Without the pictures, copy the entries below word for word.
** START RECORDS SUPPLIED **
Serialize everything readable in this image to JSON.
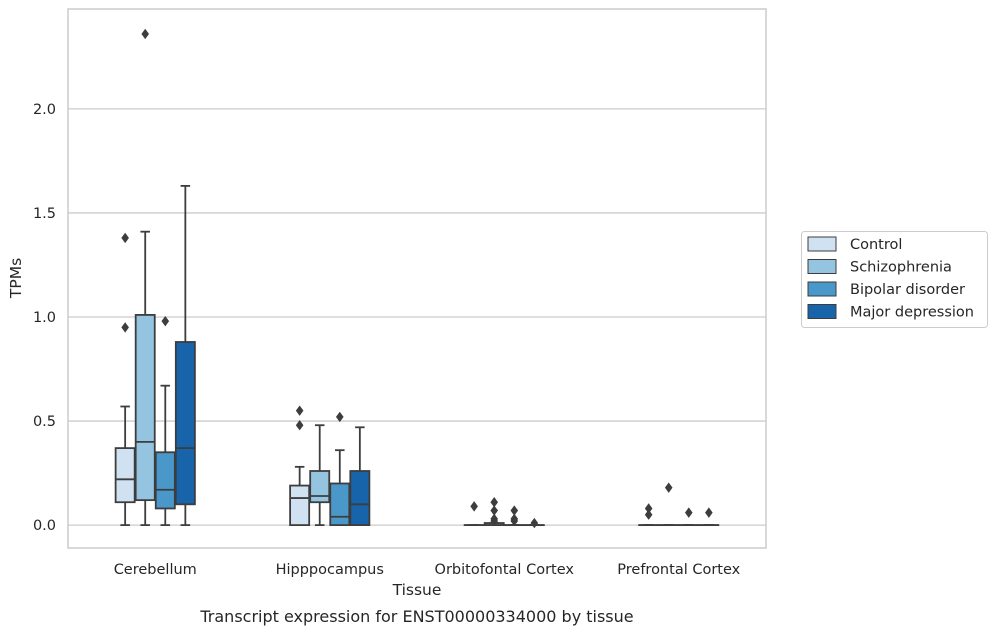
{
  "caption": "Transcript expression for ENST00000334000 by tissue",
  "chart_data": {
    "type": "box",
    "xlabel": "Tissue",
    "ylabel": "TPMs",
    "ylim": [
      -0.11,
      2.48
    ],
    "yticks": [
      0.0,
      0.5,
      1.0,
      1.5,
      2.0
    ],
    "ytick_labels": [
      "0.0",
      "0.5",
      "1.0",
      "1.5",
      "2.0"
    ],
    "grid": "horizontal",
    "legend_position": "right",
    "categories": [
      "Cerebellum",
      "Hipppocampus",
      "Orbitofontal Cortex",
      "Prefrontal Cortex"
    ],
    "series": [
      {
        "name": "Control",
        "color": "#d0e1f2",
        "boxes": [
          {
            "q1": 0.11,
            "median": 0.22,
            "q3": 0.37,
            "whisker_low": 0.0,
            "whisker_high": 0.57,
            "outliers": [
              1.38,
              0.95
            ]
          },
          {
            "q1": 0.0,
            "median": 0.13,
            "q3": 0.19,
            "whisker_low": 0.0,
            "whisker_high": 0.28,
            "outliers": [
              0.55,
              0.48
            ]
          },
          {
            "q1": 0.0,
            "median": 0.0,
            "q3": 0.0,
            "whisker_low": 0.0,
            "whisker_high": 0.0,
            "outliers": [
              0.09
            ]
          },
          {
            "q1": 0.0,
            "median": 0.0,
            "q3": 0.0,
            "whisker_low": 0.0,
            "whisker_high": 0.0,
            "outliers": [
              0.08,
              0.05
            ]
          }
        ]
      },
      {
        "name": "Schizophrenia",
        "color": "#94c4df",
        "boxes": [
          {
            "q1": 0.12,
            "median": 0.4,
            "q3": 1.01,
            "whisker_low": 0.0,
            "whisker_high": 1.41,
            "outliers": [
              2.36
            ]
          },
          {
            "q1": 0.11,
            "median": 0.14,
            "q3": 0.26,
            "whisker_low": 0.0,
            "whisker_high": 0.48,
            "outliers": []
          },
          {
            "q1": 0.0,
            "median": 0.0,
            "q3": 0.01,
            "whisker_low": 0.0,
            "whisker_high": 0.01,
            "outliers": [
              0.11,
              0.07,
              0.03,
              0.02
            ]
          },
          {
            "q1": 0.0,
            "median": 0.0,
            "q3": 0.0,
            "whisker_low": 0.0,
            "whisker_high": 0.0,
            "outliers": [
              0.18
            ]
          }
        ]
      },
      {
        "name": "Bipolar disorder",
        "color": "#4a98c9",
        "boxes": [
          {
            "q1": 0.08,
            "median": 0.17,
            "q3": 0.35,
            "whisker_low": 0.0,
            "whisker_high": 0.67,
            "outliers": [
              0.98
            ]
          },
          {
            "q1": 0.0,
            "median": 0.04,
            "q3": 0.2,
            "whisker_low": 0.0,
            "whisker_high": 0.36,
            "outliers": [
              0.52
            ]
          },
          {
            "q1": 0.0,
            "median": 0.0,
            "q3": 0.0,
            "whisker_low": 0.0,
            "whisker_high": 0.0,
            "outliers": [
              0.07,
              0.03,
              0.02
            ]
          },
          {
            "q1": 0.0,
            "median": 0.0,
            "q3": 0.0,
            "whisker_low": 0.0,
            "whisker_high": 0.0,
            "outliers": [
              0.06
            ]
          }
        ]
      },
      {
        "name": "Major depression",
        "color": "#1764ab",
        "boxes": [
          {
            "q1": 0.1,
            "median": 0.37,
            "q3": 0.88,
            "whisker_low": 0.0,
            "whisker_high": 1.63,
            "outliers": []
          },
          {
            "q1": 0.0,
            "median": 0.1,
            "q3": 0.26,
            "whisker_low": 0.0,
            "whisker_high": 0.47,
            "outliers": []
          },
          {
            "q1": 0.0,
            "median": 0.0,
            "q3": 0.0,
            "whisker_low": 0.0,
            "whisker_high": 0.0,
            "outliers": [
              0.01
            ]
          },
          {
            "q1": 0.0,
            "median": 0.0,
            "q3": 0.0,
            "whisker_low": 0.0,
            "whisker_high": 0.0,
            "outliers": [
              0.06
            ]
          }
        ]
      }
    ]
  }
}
** END RECORDS SUPPLIED **
ANSWER TO THE PROBLEM »
Serialize everything readable in this image to JSON.
{
  "caption": "Transcript expression for ENST00000334000 by tissue",
  "chart_data": {
    "type": "box",
    "xlabel": "Tissue",
    "ylabel": "TPMs",
    "ylim": [
      -0.11,
      2.48
    ],
    "yticks": [
      0.0,
      0.5,
      1.0,
      1.5,
      2.0
    ],
    "ytick_labels": [
      "0.0",
      "0.5",
      "1.0",
      "1.5",
      "2.0"
    ],
    "grid": "horizontal",
    "legend_position": "right",
    "categories": [
      "Cerebellum",
      "Hipppocampus",
      "Orbitofontal Cortex",
      "Prefrontal Cortex"
    ],
    "series": [
      {
        "name": "Control",
        "color": "#d0e1f2",
        "boxes": [
          {
            "q1": 0.11,
            "median": 0.22,
            "q3": 0.37,
            "whisker_low": 0.0,
            "whisker_high": 0.57,
            "outliers": [
              1.38,
              0.95
            ]
          },
          {
            "q1": 0.0,
            "median": 0.13,
            "q3": 0.19,
            "whisker_low": 0.0,
            "whisker_high": 0.28,
            "outliers": [
              0.55,
              0.48
            ]
          },
          {
            "q1": 0.0,
            "median": 0.0,
            "q3": 0.0,
            "whisker_low": 0.0,
            "whisker_high": 0.0,
            "outliers": [
              0.09
            ]
          },
          {
            "q1": 0.0,
            "median": 0.0,
            "q3": 0.0,
            "whisker_low": 0.0,
            "whisker_high": 0.0,
            "outliers": [
              0.08,
              0.05
            ]
          }
        ]
      },
      {
        "name": "Schizophrenia",
        "color": "#94c4df",
        "boxes": [
          {
            "q1": 0.12,
            "median": 0.4,
            "q3": 1.01,
            "whisker_low": 0.0,
            "whisker_high": 1.41,
            "outliers": [
              2.36
            ]
          },
          {
            "q1": 0.11,
            "median": 0.14,
            "q3": 0.26,
            "whisker_low": 0.0,
            "whisker_high": 0.48,
            "outliers": []
          },
          {
            "q1": 0.0,
            "median": 0.0,
            "q3": 0.01,
            "whisker_low": 0.0,
            "whisker_high": 0.01,
            "outliers": [
              0.11,
              0.07,
              0.03,
              0.02
            ]
          },
          {
            "q1": 0.0,
            "median": 0.0,
            "q3": 0.0,
            "whisker_low": 0.0,
            "whisker_high": 0.0,
            "outliers": [
              0.18
            ]
          }
        ]
      },
      {
        "name": "Bipolar disorder",
        "color": "#4a98c9",
        "boxes": [
          {
            "q1": 0.08,
            "median": 0.17,
            "q3": 0.35,
            "whisker_low": 0.0,
            "whisker_high": 0.67,
            "outliers": [
              0.98
            ]
          },
          {
            "q1": 0.0,
            "median": 0.04,
            "q3": 0.2,
            "whisker_low": 0.0,
            "whisker_high": 0.36,
            "outliers": [
              0.52
            ]
          },
          {
            "q1": 0.0,
            "median": 0.0,
            "q3": 0.0,
            "whisker_low": 0.0,
            "whisker_high": 0.0,
            "outliers": [
              0.07,
              0.03,
              0.02
            ]
          },
          {
            "q1": 0.0,
            "median": 0.0,
            "q3": 0.0,
            "whisker_low": 0.0,
            "whisker_high": 0.0,
            "outliers": [
              0.06
            ]
          }
        ]
      },
      {
        "name": "Major depression",
        "color": "#1764ab",
        "boxes": [
          {
            "q1": 0.1,
            "median": 0.37,
            "q3": 0.88,
            "whisker_low": 0.0,
            "whisker_high": 1.63,
            "outliers": []
          },
          {
            "q1": 0.0,
            "median": 0.1,
            "q3": 0.26,
            "whisker_low": 0.0,
            "whisker_high": 0.47,
            "outliers": []
          },
          {
            "q1": 0.0,
            "median": 0.0,
            "q3": 0.0,
            "whisker_low": 0.0,
            "whisker_high": 0.0,
            "outliers": [
              0.01
            ]
          },
          {
            "q1": 0.0,
            "median": 0.0,
            "q3": 0.0,
            "whisker_low": 0.0,
            "whisker_high": 0.0,
            "outliers": [
              0.06
            ]
          }
        ]
      }
    ]
  }
}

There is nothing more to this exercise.